:: EXERCISE BRIEF ::
Copy each line below that contains "nossa".

:: STORED ROWS ::
*-*-*
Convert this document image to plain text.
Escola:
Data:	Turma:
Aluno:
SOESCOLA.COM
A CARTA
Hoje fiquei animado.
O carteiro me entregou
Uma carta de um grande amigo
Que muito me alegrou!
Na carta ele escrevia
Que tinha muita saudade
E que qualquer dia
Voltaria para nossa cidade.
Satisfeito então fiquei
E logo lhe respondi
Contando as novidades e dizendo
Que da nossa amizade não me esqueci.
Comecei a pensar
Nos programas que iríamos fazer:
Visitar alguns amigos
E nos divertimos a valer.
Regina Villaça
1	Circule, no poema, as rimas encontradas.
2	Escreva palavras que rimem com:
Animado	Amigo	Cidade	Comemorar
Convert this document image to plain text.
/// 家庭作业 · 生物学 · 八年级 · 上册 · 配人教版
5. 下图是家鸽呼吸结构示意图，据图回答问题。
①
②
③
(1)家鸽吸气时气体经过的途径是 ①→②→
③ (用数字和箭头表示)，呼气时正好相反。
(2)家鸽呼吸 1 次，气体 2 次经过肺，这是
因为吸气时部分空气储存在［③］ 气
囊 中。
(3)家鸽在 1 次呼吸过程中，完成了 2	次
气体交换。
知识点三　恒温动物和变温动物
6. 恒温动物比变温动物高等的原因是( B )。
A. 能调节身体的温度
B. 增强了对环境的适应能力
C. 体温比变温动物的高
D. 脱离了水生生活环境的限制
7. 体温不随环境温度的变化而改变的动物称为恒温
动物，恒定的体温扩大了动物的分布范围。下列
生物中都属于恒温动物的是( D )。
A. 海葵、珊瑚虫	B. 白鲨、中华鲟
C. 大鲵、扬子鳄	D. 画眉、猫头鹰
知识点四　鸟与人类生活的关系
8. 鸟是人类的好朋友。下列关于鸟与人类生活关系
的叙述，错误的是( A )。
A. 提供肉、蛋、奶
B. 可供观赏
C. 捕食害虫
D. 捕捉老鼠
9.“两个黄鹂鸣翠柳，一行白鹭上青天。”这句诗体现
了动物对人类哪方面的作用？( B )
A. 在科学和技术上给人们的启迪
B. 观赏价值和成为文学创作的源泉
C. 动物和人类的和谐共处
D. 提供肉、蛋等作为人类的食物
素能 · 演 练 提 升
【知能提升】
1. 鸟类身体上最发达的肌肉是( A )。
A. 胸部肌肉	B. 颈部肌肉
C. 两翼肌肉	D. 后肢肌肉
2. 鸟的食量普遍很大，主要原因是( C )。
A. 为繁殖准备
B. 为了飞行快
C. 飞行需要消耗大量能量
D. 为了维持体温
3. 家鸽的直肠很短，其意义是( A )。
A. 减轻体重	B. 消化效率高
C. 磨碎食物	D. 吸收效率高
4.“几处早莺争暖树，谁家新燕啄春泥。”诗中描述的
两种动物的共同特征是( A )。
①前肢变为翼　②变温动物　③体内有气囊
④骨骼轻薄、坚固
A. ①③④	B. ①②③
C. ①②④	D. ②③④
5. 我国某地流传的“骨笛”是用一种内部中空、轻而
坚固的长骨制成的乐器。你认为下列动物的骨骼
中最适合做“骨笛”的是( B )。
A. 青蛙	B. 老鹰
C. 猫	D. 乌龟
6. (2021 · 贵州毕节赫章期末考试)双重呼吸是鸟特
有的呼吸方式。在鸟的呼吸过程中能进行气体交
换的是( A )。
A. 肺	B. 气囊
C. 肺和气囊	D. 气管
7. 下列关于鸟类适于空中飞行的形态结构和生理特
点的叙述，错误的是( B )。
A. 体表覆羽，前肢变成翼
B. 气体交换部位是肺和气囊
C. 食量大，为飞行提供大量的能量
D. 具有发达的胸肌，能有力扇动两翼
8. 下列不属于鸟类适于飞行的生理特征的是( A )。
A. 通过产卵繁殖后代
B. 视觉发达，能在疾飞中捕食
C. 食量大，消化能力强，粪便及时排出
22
*-*-*
:: CORRECT ANSWER ::
Voltaria para nossa cidade.
Que da nossa amizade não me esqueci.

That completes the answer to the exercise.